## Data to use
start
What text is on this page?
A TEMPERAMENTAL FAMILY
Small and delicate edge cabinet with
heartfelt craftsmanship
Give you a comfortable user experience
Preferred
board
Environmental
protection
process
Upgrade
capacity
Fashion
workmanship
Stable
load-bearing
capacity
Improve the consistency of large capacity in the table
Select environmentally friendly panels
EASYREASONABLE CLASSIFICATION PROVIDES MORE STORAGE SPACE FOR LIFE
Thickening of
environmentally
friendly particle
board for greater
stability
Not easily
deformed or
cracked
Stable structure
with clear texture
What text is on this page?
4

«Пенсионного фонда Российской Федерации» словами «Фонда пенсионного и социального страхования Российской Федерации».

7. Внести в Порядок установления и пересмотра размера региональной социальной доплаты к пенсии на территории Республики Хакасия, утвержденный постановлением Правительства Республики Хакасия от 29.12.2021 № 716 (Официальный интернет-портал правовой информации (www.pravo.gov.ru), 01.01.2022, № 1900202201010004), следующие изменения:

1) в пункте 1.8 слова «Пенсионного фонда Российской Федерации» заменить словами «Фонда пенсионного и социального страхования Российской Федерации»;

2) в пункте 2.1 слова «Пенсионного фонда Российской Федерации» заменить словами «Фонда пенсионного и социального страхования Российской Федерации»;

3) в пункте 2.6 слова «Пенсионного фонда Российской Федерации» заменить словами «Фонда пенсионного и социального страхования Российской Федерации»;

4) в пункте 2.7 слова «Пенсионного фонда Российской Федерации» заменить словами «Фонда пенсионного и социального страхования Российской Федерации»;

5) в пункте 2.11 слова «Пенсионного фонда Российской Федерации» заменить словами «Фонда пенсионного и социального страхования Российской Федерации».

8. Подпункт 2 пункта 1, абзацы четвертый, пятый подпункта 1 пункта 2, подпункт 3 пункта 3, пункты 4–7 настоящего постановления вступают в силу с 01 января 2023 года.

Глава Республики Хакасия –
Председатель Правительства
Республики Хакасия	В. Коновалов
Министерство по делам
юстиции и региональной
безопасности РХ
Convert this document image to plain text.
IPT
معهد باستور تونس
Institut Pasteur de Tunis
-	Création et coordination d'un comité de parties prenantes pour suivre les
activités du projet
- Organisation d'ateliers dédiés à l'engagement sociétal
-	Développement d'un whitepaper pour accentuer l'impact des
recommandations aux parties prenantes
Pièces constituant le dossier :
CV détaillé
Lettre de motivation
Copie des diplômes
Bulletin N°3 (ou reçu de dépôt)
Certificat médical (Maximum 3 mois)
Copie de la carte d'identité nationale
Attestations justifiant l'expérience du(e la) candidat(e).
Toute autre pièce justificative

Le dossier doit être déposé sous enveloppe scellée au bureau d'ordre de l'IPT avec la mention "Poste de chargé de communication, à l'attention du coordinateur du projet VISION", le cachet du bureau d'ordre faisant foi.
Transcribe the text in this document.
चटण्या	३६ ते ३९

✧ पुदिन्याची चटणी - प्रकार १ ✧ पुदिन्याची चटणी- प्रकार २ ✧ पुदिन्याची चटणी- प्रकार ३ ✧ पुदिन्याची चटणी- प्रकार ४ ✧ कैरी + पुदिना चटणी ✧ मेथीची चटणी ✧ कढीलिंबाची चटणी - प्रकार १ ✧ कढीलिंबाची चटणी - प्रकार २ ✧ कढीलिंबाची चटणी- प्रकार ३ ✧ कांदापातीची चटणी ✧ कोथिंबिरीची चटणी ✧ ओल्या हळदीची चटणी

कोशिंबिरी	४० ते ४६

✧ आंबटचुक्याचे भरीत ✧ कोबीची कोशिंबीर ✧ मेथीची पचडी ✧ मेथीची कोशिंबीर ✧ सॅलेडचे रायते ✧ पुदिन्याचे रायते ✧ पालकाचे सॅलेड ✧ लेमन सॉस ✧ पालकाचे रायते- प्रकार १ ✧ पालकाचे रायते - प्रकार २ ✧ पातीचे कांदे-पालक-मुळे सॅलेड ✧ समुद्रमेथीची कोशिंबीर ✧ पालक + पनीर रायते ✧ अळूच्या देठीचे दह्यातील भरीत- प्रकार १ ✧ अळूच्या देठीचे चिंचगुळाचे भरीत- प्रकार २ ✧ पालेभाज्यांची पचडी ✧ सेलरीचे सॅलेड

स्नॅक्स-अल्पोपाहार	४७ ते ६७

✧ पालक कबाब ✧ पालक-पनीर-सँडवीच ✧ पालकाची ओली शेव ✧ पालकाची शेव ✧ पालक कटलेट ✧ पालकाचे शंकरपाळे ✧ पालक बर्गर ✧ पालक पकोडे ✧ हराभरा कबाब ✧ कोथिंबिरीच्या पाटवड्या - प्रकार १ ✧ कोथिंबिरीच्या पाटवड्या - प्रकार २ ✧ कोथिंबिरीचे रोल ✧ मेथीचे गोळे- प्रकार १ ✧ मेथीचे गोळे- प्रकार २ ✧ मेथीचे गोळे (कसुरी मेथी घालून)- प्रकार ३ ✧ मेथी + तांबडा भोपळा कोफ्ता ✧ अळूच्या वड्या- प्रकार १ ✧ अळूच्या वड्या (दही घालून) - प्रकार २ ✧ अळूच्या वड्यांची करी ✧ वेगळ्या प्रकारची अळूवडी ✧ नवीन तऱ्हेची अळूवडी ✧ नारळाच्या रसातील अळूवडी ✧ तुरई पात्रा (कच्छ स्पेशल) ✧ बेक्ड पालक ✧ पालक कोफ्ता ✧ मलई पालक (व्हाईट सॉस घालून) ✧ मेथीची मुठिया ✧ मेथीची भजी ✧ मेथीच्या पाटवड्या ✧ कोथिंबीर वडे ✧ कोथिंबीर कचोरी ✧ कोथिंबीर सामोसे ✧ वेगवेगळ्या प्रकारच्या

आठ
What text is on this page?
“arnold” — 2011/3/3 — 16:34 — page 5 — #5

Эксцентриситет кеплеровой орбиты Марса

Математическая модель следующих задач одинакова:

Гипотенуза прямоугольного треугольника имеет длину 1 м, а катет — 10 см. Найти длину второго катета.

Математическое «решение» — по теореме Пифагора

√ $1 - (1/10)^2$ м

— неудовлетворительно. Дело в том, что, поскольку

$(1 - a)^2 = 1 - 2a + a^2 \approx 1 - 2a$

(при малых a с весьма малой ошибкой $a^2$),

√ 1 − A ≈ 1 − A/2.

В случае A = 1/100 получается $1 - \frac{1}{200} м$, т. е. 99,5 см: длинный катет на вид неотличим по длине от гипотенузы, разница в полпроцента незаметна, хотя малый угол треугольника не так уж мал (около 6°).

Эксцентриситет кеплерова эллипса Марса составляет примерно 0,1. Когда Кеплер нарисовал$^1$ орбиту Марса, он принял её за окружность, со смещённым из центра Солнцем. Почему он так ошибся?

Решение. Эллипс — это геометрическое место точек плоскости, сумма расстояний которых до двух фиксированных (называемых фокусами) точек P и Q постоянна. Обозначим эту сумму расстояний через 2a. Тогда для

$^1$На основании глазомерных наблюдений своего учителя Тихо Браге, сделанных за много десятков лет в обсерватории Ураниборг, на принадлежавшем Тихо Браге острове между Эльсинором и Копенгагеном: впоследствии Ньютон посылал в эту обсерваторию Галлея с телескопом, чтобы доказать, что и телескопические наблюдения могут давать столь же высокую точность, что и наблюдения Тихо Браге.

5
end
## Problem
Set all of the records down again, exactly as they stand.

## Reply
What text is on this page?
A TEMPERAMENTAL FAMILY
Small and delicate edge cabinet with
heartfelt craftsmanship
Give you a comfortable user experience
Preferred
board
Environmental
protection
process
Upgrade
capacity
Fashion
workmanship
Stable
load-bearing
capacity
Improve the consistency of large capacity in the table
Select environmentally friendly panels
EASYREASONABLE CLASSIFICATION PROVIDES MORE STORAGE SPACE FOR LIFE
Thickening of
environmentally
friendly particle
board for greater
stability
Not easily
deformed or
cracked
Stable structure
with clear texture
What text is on this page?
4

«Пенсионного фонда Российской Федерации» словами «Фонда пенсионного и социального страхования Российской Федерации».

7. Внести в Порядок установления и пересмотра размера региональной социальной доплаты к пенсии на территории Республики Хакасия, утвержденный постановлением Правительства Республики Хакасия от 29.12.2021 № 716 (Официальный интернет-портал правовой информации (www.pravo.gov.ru), 01.01.2022, № 1900202201010004), следующие изменения:

1) в пункте 1.8 слова «Пенсионного фонда Российской Федерации» заменить словами «Фонда пенсионного и социального страхования Российской Федерации»;

2) в пункте 2.1 слова «Пенсионного фонда Российской Федерации» заменить словами «Фонда пенсионного и социального страхования Российской Федерации»;

3) в пункте 2.6 слова «Пенсионного фонда Российской Федерации» заменить словами «Фонда пенсионного и социального страхования Российской Федерации»;

4) в пункте 2.7 слова «Пенсионного фонда Российской Федерации» заменить словами «Фонда пенсионного и социального страхования Российской Федерации»;

5) в пункте 2.11 слова «Пенсионного фонда Российской Федерации» заменить словами «Фонда пенсионного и социального страхования Российской Федерации».

8. Подпункт 2 пункта 1, абзацы четвертый, пятый подпункта 1 пункта 2, подпункт 3 пункта 3, пункты 4–7 настоящего постановления вступают в силу с 01 января 2023 года.

Глава Республики Хакасия –
Председатель Правительства
Республики Хакасия	В. Коновалов
Министерство по делам
юстиции и региональной
безопасности РХ
Convert this document image to plain text.
IPT
معهد باستور تونس
Institut Pasteur de Tunis
-	Création et coordination d'un comité de parties prenantes pour suivre les
activités du projet
- Organisation d'ateliers dédiés à l'engagement sociétal
-	Développement d'un whitepaper pour accentuer l'impact des
recommandations aux parties prenantes
Pièces constituant le dossier :
CV détaillé
Lettre de motivation
Copie des diplômes
Bulletin N°3 (ou reçu de dépôt)
Certificat médical (Maximum 3 mois)
Copie de la carte d'identité nationale
Attestations justifiant l'expérience du(e la) candidat(e).
Toute autre pièce justificative

Le dossier doit être déposé sous enveloppe scellée au bureau d'ordre de l'IPT avec la mention "Poste de chargé de communication, à l'attention du coordinateur du projet VISION", le cachet du bureau d'ordre faisant foi.
Transcribe the text in this document.
चटण्या	३६ ते ३९

✧ पुदिन्याची चटणी - प्रकार १ ✧ पुदिन्याची चटणी- प्रकार २ ✧ पुदिन्याची चटणी- प्रकार ३ ✧ पुदिन्याची चटणी- प्रकार ४ ✧ कैरी + पुदिना चटणी ✧ मेथीची चटणी ✧ कढीलिंबाची चटणी - प्रकार १ ✧ कढीलिंबाची चटणी - प्रकार २ ✧ कढीलिंबाची चटणी- प्रकार ३ ✧ कांदापातीची चटणी ✧ कोथिंबिरीची चटणी ✧ ओल्या हळदीची चटणी

कोशिंबिरी	४० ते ४६

✧ आंबटचुक्याचे भरीत ✧ कोबीची कोशिंबीर ✧ मेथीची पचडी ✧ मेथीची कोशिंबीर ✧ सॅलेडचे रायते ✧ पुदिन्याचे रायते ✧ पालकाचे सॅलेड ✧ लेमन सॉस ✧ पालकाचे रायते- प्रकार १ ✧ पालकाचे रायते - प्रकार २ ✧ पातीचे कांदे-पालक-मुळे सॅलेड ✧ समुद्रमेथीची कोशिंबीर ✧ पालक + पनीर रायते ✧ अळूच्या देठीचे दह्यातील भरीत- प्रकार १ ✧ अळूच्या देठीचे चिंचगुळाचे भरीत- प्रकार २ ✧ पालेभाज्यांची पचडी ✧ सेलरीचे सॅलेड

स्नॅक्स-अल्पोपाहार	४७ ते ६७

✧ पालक कबाब ✧ पालक-पनीर-सँडवीच ✧ पालकाची ओली शेव ✧ पालकाची शेव ✧ पालक कटलेट ✧ पालकाचे शंकरपाळे ✧ पालक बर्गर ✧ पालक पकोडे ✧ हराभरा कबाब ✧ कोथिंबिरीच्या पाटवड्या - प्रकार १ ✧ कोथिंबिरीच्या पाटवड्या - प्रकार २ ✧ कोथिंबिरीचे रोल ✧ मेथीचे गोळे- प्रकार १ ✧ मेथीचे गोळे- प्रकार २ ✧ मेथीचे गोळे (कसुरी मेथी घालून)- प्रकार ३ ✧ मेथी + तांबडा भोपळा कोफ्ता ✧ अळूच्या वड्या- प्रकार १ ✧ अळूच्या वड्या (दही घालून) - प्रकार २ ✧ अळूच्या वड्यांची करी ✧ वेगळ्या प्रकारची अळूवडी ✧ नवीन तऱ्हेची अळूवडी ✧ नारळाच्या रसातील अळूवडी ✧ तुरई पात्रा (कच्छ स्पेशल) ✧ बेक्ड पालक ✧ पालक कोफ्ता ✧ मलई पालक (व्हाईट सॉस घालून) ✧ मेथीची मुठिया ✧ मेथीची भजी ✧ मेथीच्या पाटवड्या ✧ कोथिंबीर वडे ✧ कोथिंबीर कचोरी ✧ कोथिंबीर सामोसे ✧ वेगवेगळ्या प्रकारच्या

आठ
What text is on this page?
“arnold” — 2011/3/3 — 16:34 — page 5 — #5

Эксцентриситет кеплеровой орбиты Марса

Математическая модель следующих задач одинакова:

Гипотенуза прямоугольного треугольника имеет длину 1 м, а катет — 10 см. Найти длину второго катета.

Математическое «решение» — по теореме Пифагора

√ $1 - (1/10)^2$ м

— неудовлетворительно. Дело в том, что, поскольку

$(1 - a)^2 = 1 - 2a + a^2 \approx 1 - 2a$

(при малых a с весьма малой ошибкой $a^2$),

√ 1 − A ≈ 1 − A/2.

В случае A = 1/100 получается $1 - \frac{1}{200} м$, т. е. 99,5 см: длинный катет на вид неотличим по длине от гипотенузы, разница в полпроцента незаметна, хотя малый угол треугольника не так уж мал (около 6°).

Эксцентриситет кеплерова эллипса Марса составляет примерно 0,1. Когда Кеплер нарисовал$^1$ орбиту Марса, он принял её за окружность, со смещённым из центра Солнцем. Почему он так ошибся?

Решение. Эллипс — это геометрическое место точек плоскости, сумма расстояний которых до двух фиксированных (называемых фокусами) точек P и Q постоянна. Обозначим эту сумму расстояний через 2a. Тогда для

$^1$На основании глазомерных наблюдений своего учителя Тихо Браге, сделанных за много десятков лет в обсерватории Ураниборг, на принадлежавшем Тихо Браге острове между Эльсинором и Копенгагеном: впоследствии Ньютон посылал в эту обсерваторию Галлея с телескопом, чтобы доказать, что и телескопические наблюдения могут давать столь же высокую точность, что и наблюдения Тихо Браге.

5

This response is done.